Return the records that follow unaltered. Omit every picture.

Dataset items
.....
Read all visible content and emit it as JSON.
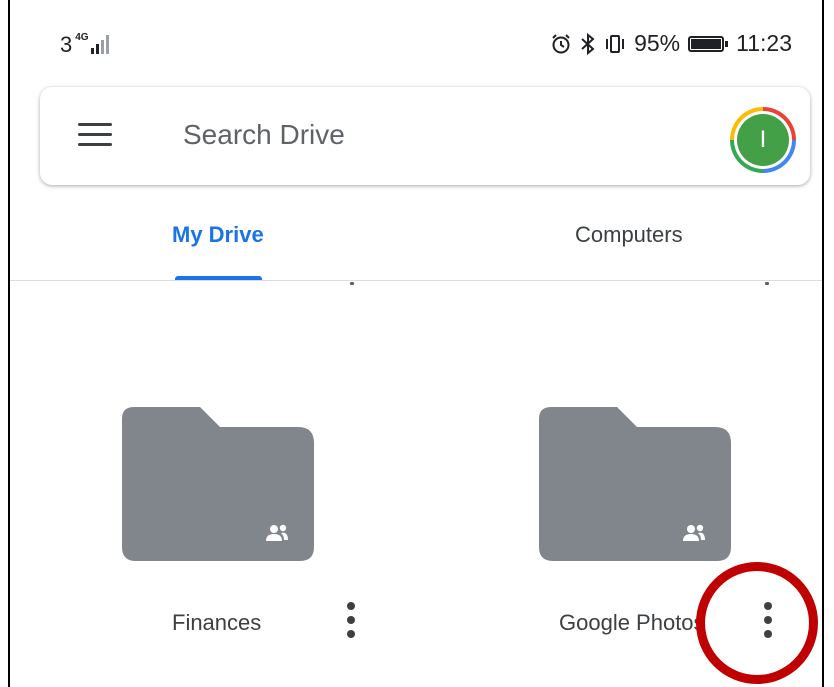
{
  "status_bar": {
    "sim_slot": "3",
    "network": "4G",
    "battery_percent": "95%",
    "time": "11:23",
    "icons": [
      "alarm-icon",
      "bluetooth-icon",
      "vibrate-icon"
    ]
  },
  "search": {
    "placeholder": "Search Drive",
    "avatar_initial": "I"
  },
  "tabs": [
    {
      "label": "My Drive",
      "active": true
    },
    {
      "label": "Computers",
      "active": false
    }
  ],
  "folders": [
    {
      "name": "Finances",
      "shared": true
    },
    {
      "name": "Google Photos",
      "shared": true
    }
  ],
  "colors": {
    "accent": "#1a73e8",
    "folder": "#80868b",
    "avatar": "#43a047",
    "highlight": "#c00000"
  }
}
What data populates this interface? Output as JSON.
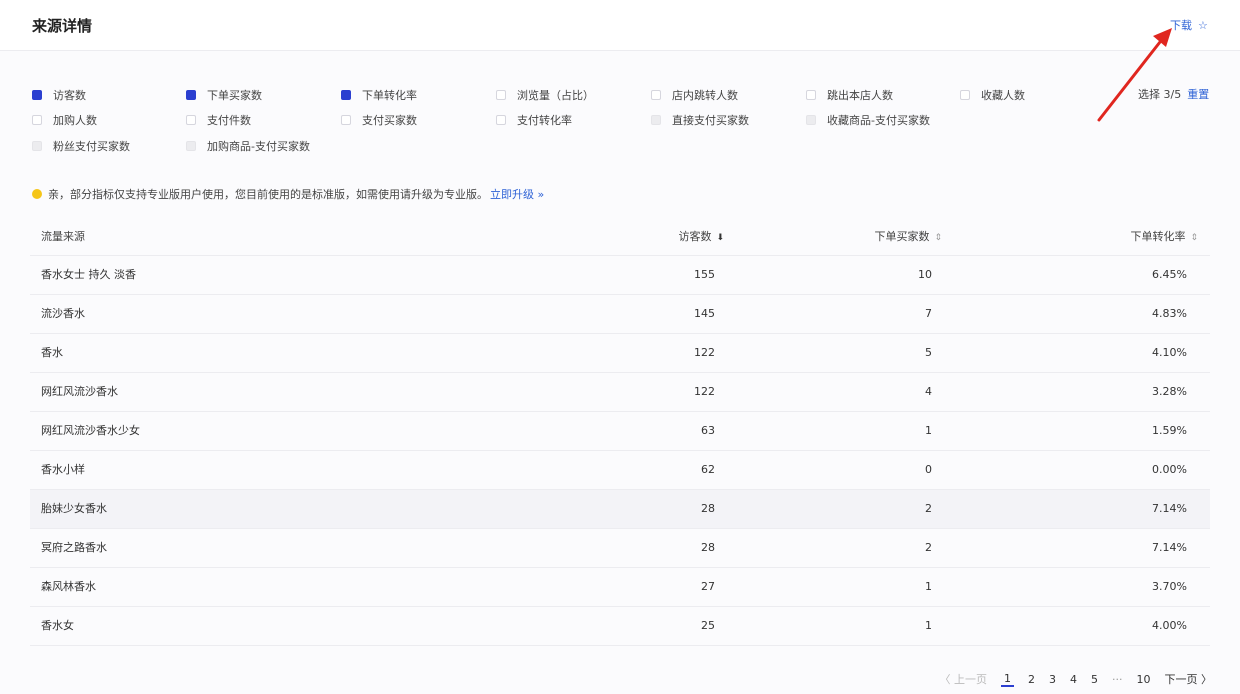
{
  "header": {
    "title": "来源详情",
    "download_label": "下载",
    "download_icon": "☆"
  },
  "metrics": [
    {
      "label": "访客数",
      "state": "checked"
    },
    {
      "label": "下单买家数",
      "state": "checked"
    },
    {
      "label": "下单转化率",
      "state": "checked"
    },
    {
      "label": "浏览量（占比）",
      "state": "unchecked"
    },
    {
      "label": "店内跳转人数",
      "state": "unchecked"
    },
    {
      "label": "跳出本店人数",
      "state": "unchecked"
    },
    {
      "label": "收藏人数",
      "state": "unchecked"
    },
    {
      "label": "加购人数",
      "state": "unchecked"
    },
    {
      "label": "支付件数",
      "state": "unchecked"
    },
    {
      "label": "支付买家数",
      "state": "unchecked"
    },
    {
      "label": "支付转化率",
      "state": "unchecked"
    },
    {
      "label": "直接支付买家数",
      "state": "disabled"
    },
    {
      "label": "收藏商品-支付买家数",
      "state": "disabled"
    },
    {
      "label": "粉丝支付买家数",
      "state": "disabled"
    },
    {
      "label": "加购商品-支付买家数",
      "state": "disabled"
    }
  ],
  "selection": {
    "count_text": "选择 3/5",
    "reset_label": "重置"
  },
  "notice": {
    "text": "亲，部分指标仅支持专业版用户使用，您目前使用的是标准版，如需使用请升级为专业版。",
    "link": "立即升级 »"
  },
  "table": {
    "columns": [
      {
        "label": "流量来源"
      },
      {
        "label": "访客数",
        "sort_icon": "⬇"
      },
      {
        "label": "下单买家数",
        "sort_icon": "⇕"
      },
      {
        "label": "下单转化率",
        "sort_icon": "⇕"
      }
    ],
    "rows": [
      {
        "source": "香水女士 持久 淡香",
        "visitors": "155",
        "orders": "10",
        "rate": "6.45%"
      },
      {
        "source": "流沙香水",
        "visitors": "145",
        "orders": "7",
        "rate": "4.83%"
      },
      {
        "source": "香水",
        "visitors": "122",
        "orders": "5",
        "rate": "4.10%"
      },
      {
        "source": "网红风流沙香水",
        "visitors": "122",
        "orders": "4",
        "rate": "3.28%"
      },
      {
        "source": "网红风流沙香水少女",
        "visitors": "63",
        "orders": "1",
        "rate": "1.59%"
      },
      {
        "source": "香水小样",
        "visitors": "62",
        "orders": "0",
        "rate": "0.00%"
      },
      {
        "source": "胎妹少女香水",
        "visitors": "28",
        "orders": "2",
        "rate": "7.14%"
      },
      {
        "source": "冥府之路香水",
        "visitors": "28",
        "orders": "2",
        "rate": "7.14%"
      },
      {
        "source": "森风林香水",
        "visitors": "27",
        "orders": "1",
        "rate": "3.70%"
      },
      {
        "source": "香水女",
        "visitors": "25",
        "orders": "1",
        "rate": "4.00%"
      }
    ]
  },
  "pagination": {
    "prev": "〈 上一页",
    "pages": [
      "1",
      "2",
      "3",
      "4",
      "5"
    ],
    "ellipsis": "···",
    "last": "10",
    "next": "下一页 〉",
    "current": "1"
  },
  "colors": {
    "accent": "#2f63d6",
    "checkbox": "#2b3fd0",
    "notice_dot": "#f5c518",
    "arrow": "#e0261f"
  }
}
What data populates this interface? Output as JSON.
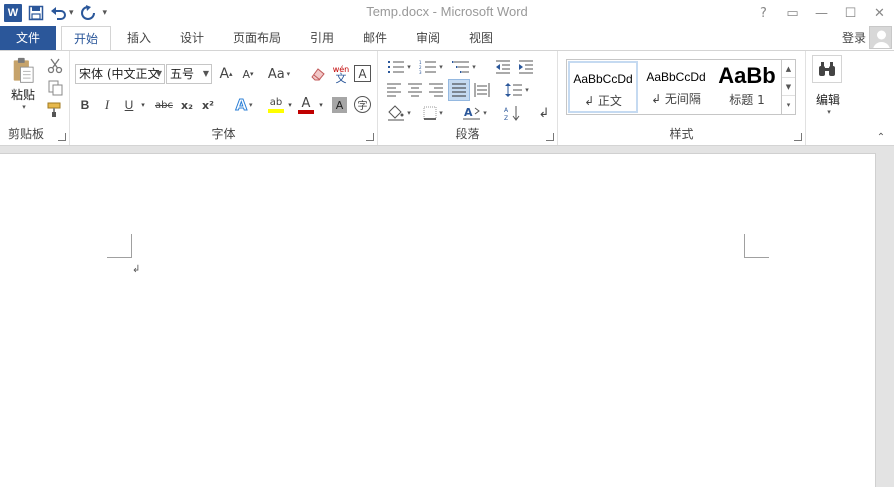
{
  "window": {
    "title": "Temp.docx - Microsoft Word",
    "logo_letter": "W",
    "help": "?",
    "ribbon_display": "▭",
    "minimize": "—",
    "maximize": "☐",
    "close": "✕"
  },
  "qat": {
    "save_icon": "save-icon",
    "undo_icon": "undo-icon",
    "redo_icon": "redo-icon",
    "customize": "▾"
  },
  "tabs": {
    "file": "文件",
    "items": [
      "开始",
      "插入",
      "设计",
      "页面布局",
      "引用",
      "邮件",
      "审阅",
      "视图"
    ],
    "login": "登录"
  },
  "clipboard": {
    "label": "剪贴板",
    "paste": "粘贴"
  },
  "font": {
    "label": "字体",
    "font_name": "宋体 (中文正文",
    "font_size": "五号",
    "grow": "A",
    "shrink": "A",
    "change_case": "Aa",
    "phonetic_top": "wén",
    "phonetic_bottom": "文",
    "border_char": "A",
    "bold": "B",
    "italic": "I",
    "underline": "U",
    "strike": "abc",
    "sub": "x₂",
    "sup": "x²",
    "effects": "A",
    "highlight": "ab",
    "font_color": "A",
    "shading": "A",
    "enclose": "字",
    "highlight_color": "#ffff00",
    "font_color_value": "#c00000"
  },
  "paragraph": {
    "label": "段落"
  },
  "styles": {
    "label": "样式",
    "items": [
      {
        "sample": "AaBbCcDd",
        "name": "↲ 正文"
      },
      {
        "sample": "AaBbCcDd",
        "name": "↲ 无间隔"
      },
      {
        "sample": "AaBb",
        "name": "标题 1"
      }
    ]
  },
  "editing": {
    "label": "编辑"
  },
  "document": {
    "paragraph_mark": "↲"
  },
  "colors": {
    "accent": "#2b579a"
  }
}
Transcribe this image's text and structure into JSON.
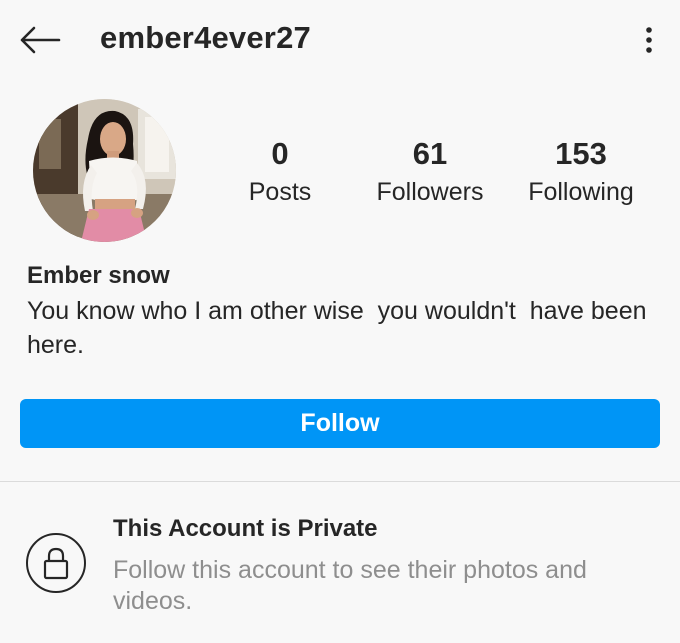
{
  "header": {
    "username": "ember4ever27",
    "back_icon": "arrow-left-icon",
    "more_icon": "more-vertical-icon"
  },
  "profile": {
    "avatar": "profile-photo",
    "stats": {
      "posts": {
        "count": "0",
        "label": "Posts"
      },
      "followers": {
        "count": "61",
        "label": "Followers"
      },
      "following": {
        "count": "153",
        "label": "Following"
      }
    },
    "display_name": "Ember snow",
    "bio": "You know who I am other wise  you wouldn't  have been here."
  },
  "actions": {
    "follow_label": "Follow"
  },
  "private_notice": {
    "icon": "lock-icon",
    "title": "This Account is Private",
    "description": "Follow this account to see their photos and videos."
  },
  "colors": {
    "accent": "#0095f6",
    "text": "#262626",
    "muted": "#8e8e8e",
    "background": "#f8f8f8"
  }
}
.....
_Task answer:_
Read all visible content and emit it as JSON.
{
  "status_bar": {
    "sim_slot": "3",
    "network": "4G",
    "battery_percent": "95%",
    "time": "11:23",
    "icons": [
      "alarm-icon",
      "bluetooth-icon",
      "vibrate-icon"
    ]
  },
  "search": {
    "placeholder": "Search Drive",
    "avatar_initial": "I"
  },
  "tabs": [
    {
      "label": "My Drive",
      "active": true
    },
    {
      "label": "Computers",
      "active": false
    }
  ],
  "folders": [
    {
      "name": "Finances",
      "shared": true
    },
    {
      "name": "Google Photos",
      "shared": true
    }
  ],
  "colors": {
    "accent": "#1a73e8",
    "folder": "#80868b",
    "avatar": "#43a047",
    "highlight": "#c00000"
  }
}
What data populates this interface? Output as JSON.
{
  "header": {
    "title": "来源详情",
    "download_label": "下载",
    "download_icon": "☆"
  },
  "metrics": [
    {
      "label": "访客数",
      "state": "checked"
    },
    {
      "label": "下单买家数",
      "state": "checked"
    },
    {
      "label": "下单转化率",
      "state": "checked"
    },
    {
      "label": "浏览量（占比）",
      "state": "unchecked"
    },
    {
      "label": "店内跳转人数",
      "state": "unchecked"
    },
    {
      "label": "跳出本店人数",
      "state": "unchecked"
    },
    {
      "label": "收藏人数",
      "state": "unchecked"
    },
    {
      "label": "加购人数",
      "state": "unchecked"
    },
    {
      "label": "支付件数",
      "state": "unchecked"
    },
    {
      "label": "支付买家数",
      "state": "unchecked"
    },
    {
      "label": "支付转化率",
      "state": "unchecked"
    },
    {
      "label": "直接支付买家数",
      "state": "disabled"
    },
    {
      "label": "收藏商品-支付买家数",
      "state": "disabled"
    },
    {
      "label": "粉丝支付买家数",
      "state": "disabled"
    },
    {
      "label": "加购商品-支付买家数",
      "state": "disabled"
    }
  ],
  "selection": {
    "count_text": "选择 3/5",
    "reset_label": "重置"
  },
  "notice": {
    "text": "亲，部分指标仅支持专业版用户使用，您目前使用的是标准版，如需使用请升级为专业版。",
    "link": "立即升级 »"
  },
  "table": {
    "columns": [
      {
        "label": "流量来源"
      },
      {
        "label": "访客数",
        "sort_icon": "⬇"
      },
      {
        "label": "下单买家数",
        "sort_icon": "⇕"
      },
      {
        "label": "下单转化率",
        "sort_icon": "⇕"
      }
    ],
    "rows": [
      {
        "source": "香水女士 持久 淡香",
        "visitors": "155",
        "orders": "10",
        "rate": "6.45%"
      },
      {
        "source": "流沙香水",
        "visitors": "145",
        "orders": "7",
        "rate": "4.83%"
      },
      {
        "source": "香水",
        "visitors": "122",
        "orders": "5",
        "rate": "4.10%"
      },
      {
        "source": "网红风流沙香水",
        "visitors": "122",
        "orders": "4",
        "rate": "3.28%"
      },
      {
        "source": "网红风流沙香水少女",
        "visitors": "63",
        "orders": "1",
        "rate": "1.59%"
      },
      {
        "source": "香水小样",
        "visitors": "62",
        "orders": "0",
        "rate": "0.00%"
      },
      {
        "source": "胎妹少女香水",
        "visitors": "28",
        "orders": "2",
        "rate": "7.14%"
      },
      {
        "source": "冥府之路香水",
        "visitors": "28",
        "orders": "2",
        "rate": "7.14%"
      },
      {
        "source": "森风林香水",
        "visitors": "27",
        "orders": "1",
        "rate": "3.70%"
      },
      {
        "source": "香水女",
        "visitors": "25",
        "orders": "1",
        "rate": "4.00%"
      }
    ]
  },
  "pagination": {
    "prev": "〈 上一页",
    "pages": [
      "1",
      "2",
      "3",
      "4",
      "5"
    ],
    "ellipsis": "···",
    "last": "10",
    "next": "下一页 〉",
    "current": "1"
  },
  "colors": {
    "accent": "#2f63d6",
    "checkbox": "#2b3fd0",
    "notice_dot": "#f5c518",
    "arrow": "#e0261f"
  }
}
What data populates this interface? Output as JSON.
{
  "window": {
    "title": "Temp.docx - Microsoft Word",
    "logo_letter": "W",
    "help": "?",
    "ribbon_display": "▭",
    "minimize": "—",
    "maximize": "☐",
    "close": "✕"
  },
  "qat": {
    "save_icon": "save-icon",
    "undo_icon": "undo-icon",
    "redo_icon": "redo-icon",
    "customize": "▾"
  },
  "tabs": {
    "file": "文件",
    "items": [
      "开始",
      "插入",
      "设计",
      "页面布局",
      "引用",
      "邮件",
      "审阅",
      "视图"
    ],
    "login": "登录"
  },
  "clipboard": {
    "label": "剪贴板",
    "paste": "粘贴"
  },
  "font": {
    "label": "字体",
    "font_name": "宋体 (中文正文",
    "font_size": "五号",
    "grow": "A",
    "shrink": "A",
    "change_case": "Aa",
    "phonetic_top": "wén",
    "phonetic_bottom": "文",
    "border_char": "A",
    "bold": "B",
    "italic": "I",
    "underline": "U",
    "strike": "abc",
    "sub": "x₂",
    "sup": "x²",
    "effects": "A",
    "highlight": "ab",
    "font_color": "A",
    "shading": "A",
    "enclose": "字",
    "highlight_color": "#ffff00",
    "font_color_value": "#c00000"
  },
  "paragraph": {
    "label": "段落"
  },
  "styles": {
    "label": "样式",
    "items": [
      {
        "sample": "AaBbCcDd",
        "name": "↲ 正文"
      },
      {
        "sample": "AaBbCcDd",
        "name": "↲ 无间隔"
      },
      {
        "sample": "AaBb",
        "name": "标题 1"
      }
    ]
  },
  "editing": {
    "label": "编辑"
  },
  "document": {
    "paragraph_mark": "↲"
  },
  "colors": {
    "accent": "#2b579a"
  }
}
Transcribe this image's text and structure into JSON.
{
  "header": {
    "username": "ember4ever27",
    "back_icon": "arrow-left-icon",
    "more_icon": "more-vertical-icon"
  },
  "profile": {
    "avatar": "profile-photo",
    "stats": {
      "posts": {
        "count": "0",
        "label": "Posts"
      },
      "followers": {
        "count": "61",
        "label": "Followers"
      },
      "following": {
        "count": "153",
        "label": "Following"
      }
    },
    "display_name": "Ember snow",
    "bio": "You know who I am other wise  you wouldn't  have been here."
  },
  "actions": {
    "follow_label": "Follow"
  },
  "private_notice": {
    "icon": "lock-icon",
    "title": "This Account is Private",
    "description": "Follow this account to see their photos and videos."
  },
  "colors": {
    "accent": "#0095f6",
    "text": "#262626",
    "muted": "#8e8e8e",
    "background": "#f8f8f8"
  }
}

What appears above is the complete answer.